[Exercise directions]:
Reproduce the items below without alteration, from the first line through the line containing "word-appeals: appeals — [603, 339, 820, 395]", inclusive.

────

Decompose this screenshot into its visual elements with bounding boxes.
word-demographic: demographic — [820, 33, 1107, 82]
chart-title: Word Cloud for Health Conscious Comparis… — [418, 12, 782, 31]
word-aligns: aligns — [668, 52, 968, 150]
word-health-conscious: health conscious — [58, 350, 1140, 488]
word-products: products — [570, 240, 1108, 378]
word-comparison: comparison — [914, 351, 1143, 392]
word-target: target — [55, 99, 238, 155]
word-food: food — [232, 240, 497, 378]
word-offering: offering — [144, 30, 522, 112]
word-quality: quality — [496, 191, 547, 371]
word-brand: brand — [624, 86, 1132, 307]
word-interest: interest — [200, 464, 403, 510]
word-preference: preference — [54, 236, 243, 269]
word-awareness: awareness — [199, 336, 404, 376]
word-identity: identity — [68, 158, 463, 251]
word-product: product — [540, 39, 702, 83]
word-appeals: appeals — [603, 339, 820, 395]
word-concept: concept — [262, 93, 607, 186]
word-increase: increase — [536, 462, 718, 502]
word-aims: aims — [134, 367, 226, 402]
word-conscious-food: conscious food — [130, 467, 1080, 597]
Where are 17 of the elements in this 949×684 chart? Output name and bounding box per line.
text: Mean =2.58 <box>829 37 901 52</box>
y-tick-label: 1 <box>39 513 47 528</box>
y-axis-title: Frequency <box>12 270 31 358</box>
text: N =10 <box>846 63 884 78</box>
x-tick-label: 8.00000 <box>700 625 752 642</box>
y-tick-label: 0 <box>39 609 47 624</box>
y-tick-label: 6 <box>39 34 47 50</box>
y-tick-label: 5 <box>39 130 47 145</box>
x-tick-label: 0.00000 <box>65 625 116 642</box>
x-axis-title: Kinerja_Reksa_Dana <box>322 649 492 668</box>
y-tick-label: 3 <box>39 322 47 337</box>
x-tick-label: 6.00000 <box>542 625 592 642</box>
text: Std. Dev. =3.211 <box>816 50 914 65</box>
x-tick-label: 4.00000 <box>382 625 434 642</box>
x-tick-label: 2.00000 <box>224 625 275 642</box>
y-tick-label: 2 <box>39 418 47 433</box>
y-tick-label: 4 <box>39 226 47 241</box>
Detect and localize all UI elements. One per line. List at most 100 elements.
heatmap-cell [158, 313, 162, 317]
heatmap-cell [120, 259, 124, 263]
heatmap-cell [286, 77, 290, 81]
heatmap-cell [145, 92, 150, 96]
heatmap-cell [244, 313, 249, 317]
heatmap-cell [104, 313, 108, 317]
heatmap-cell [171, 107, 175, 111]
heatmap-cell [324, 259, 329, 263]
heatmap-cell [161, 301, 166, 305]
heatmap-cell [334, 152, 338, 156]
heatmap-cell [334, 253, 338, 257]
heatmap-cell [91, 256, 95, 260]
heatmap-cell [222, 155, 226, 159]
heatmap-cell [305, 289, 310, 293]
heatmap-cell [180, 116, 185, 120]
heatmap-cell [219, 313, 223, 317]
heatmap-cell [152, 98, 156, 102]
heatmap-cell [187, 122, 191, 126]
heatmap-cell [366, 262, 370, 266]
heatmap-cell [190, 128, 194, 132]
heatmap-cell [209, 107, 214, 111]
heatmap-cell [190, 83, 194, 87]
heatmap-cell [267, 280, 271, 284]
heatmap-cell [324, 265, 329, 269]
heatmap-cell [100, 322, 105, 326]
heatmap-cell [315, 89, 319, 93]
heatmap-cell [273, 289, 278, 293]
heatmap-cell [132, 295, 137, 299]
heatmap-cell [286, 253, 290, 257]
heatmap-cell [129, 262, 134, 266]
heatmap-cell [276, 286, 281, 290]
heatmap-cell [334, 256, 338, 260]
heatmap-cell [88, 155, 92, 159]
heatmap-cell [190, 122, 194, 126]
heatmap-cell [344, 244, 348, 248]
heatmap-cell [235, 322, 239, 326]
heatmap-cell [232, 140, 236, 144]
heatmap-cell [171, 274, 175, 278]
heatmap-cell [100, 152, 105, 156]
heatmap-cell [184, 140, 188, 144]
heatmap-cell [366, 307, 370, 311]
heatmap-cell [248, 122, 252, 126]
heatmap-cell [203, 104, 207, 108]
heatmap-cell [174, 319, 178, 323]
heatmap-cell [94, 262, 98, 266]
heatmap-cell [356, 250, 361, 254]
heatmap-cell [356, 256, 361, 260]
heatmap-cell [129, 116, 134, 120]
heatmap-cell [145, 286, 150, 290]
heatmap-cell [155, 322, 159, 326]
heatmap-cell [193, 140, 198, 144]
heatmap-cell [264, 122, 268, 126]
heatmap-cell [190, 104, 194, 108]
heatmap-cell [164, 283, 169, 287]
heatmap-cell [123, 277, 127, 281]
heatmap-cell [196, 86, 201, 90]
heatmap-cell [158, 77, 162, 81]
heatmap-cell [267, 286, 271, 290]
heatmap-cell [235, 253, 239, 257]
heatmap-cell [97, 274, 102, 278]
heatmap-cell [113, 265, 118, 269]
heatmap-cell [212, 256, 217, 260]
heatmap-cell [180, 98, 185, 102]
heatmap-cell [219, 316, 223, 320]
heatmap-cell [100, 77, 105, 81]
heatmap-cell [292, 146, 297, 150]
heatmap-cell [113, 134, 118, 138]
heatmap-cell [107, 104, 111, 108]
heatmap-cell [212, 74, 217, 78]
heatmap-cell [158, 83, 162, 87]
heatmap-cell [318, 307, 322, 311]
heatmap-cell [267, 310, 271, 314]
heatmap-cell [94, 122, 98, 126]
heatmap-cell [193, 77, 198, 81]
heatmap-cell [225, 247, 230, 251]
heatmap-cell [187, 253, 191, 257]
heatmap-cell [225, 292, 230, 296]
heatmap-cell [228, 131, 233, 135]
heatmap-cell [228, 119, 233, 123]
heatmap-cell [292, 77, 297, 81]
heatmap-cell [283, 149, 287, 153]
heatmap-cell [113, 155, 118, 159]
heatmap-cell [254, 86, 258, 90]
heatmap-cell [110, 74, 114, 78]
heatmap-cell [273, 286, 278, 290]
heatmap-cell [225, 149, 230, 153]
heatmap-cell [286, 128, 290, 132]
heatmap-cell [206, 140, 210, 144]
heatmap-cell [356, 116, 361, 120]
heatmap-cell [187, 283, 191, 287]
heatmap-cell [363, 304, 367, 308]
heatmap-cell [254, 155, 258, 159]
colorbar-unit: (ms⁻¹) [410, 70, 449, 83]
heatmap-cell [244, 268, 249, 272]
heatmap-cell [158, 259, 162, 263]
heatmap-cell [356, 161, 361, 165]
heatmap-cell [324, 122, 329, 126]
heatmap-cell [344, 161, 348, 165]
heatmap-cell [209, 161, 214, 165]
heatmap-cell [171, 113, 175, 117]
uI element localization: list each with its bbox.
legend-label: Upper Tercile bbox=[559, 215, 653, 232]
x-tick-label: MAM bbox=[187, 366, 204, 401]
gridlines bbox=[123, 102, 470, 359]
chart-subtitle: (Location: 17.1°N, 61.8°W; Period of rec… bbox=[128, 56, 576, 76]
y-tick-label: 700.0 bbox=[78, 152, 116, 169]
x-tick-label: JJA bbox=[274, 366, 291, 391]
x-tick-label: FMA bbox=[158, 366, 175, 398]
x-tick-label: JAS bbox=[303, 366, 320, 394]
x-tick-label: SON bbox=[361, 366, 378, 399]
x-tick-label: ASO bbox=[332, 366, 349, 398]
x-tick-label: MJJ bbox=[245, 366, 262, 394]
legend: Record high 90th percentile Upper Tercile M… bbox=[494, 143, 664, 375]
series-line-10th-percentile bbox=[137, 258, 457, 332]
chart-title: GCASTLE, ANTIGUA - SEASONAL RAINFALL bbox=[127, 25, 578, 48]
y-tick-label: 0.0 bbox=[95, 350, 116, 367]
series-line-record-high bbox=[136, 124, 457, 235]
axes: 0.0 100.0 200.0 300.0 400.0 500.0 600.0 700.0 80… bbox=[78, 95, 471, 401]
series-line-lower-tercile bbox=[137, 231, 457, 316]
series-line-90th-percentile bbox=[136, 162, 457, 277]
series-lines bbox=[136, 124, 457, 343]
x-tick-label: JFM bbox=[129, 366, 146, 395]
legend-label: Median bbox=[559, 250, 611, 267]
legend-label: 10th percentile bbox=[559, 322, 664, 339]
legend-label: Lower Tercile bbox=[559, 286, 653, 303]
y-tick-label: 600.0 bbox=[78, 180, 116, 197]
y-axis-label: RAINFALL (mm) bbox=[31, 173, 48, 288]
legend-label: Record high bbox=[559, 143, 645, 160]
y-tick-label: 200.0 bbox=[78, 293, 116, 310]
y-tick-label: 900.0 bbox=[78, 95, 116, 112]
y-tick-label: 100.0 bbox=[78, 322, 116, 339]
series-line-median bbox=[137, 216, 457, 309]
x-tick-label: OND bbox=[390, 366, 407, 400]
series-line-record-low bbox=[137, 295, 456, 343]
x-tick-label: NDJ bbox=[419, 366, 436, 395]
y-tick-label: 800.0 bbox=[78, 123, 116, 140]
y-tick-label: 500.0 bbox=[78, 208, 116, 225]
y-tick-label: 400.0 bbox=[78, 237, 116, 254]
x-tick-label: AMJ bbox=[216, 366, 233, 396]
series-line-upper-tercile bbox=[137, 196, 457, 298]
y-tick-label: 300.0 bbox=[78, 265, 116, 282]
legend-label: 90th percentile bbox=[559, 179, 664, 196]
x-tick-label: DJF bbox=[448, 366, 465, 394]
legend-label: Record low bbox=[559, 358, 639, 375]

────

[Output for this exercise]:
Decompose this screenshot into its visual elements with bounding boxes.
word-demographic: demographic — [820, 33, 1107, 82]
chart-title: Word Cloud for Health Conscious Comparis… — [418, 12, 782, 31]
word-aligns: aligns — [668, 52, 968, 150]
word-health-conscious: health conscious — [58, 350, 1140, 488]
word-products: products — [570, 240, 1108, 378]
word-comparison: comparison — [914, 351, 1143, 392]
word-target: target — [55, 99, 238, 155]
word-food: food — [232, 240, 497, 378]
word-offering: offering — [144, 30, 522, 112]
word-quality: quality — [496, 191, 547, 371]
word-brand: brand — [624, 86, 1132, 307]
word-interest: interest — [200, 464, 403, 510]
word-preference: preference — [54, 236, 243, 269]
word-awareness: awareness — [199, 336, 404, 376]
word-identity: identity — [68, 158, 463, 251]
word-product: product — [540, 39, 702, 83]
word-appeals: appeals — [603, 339, 820, 395]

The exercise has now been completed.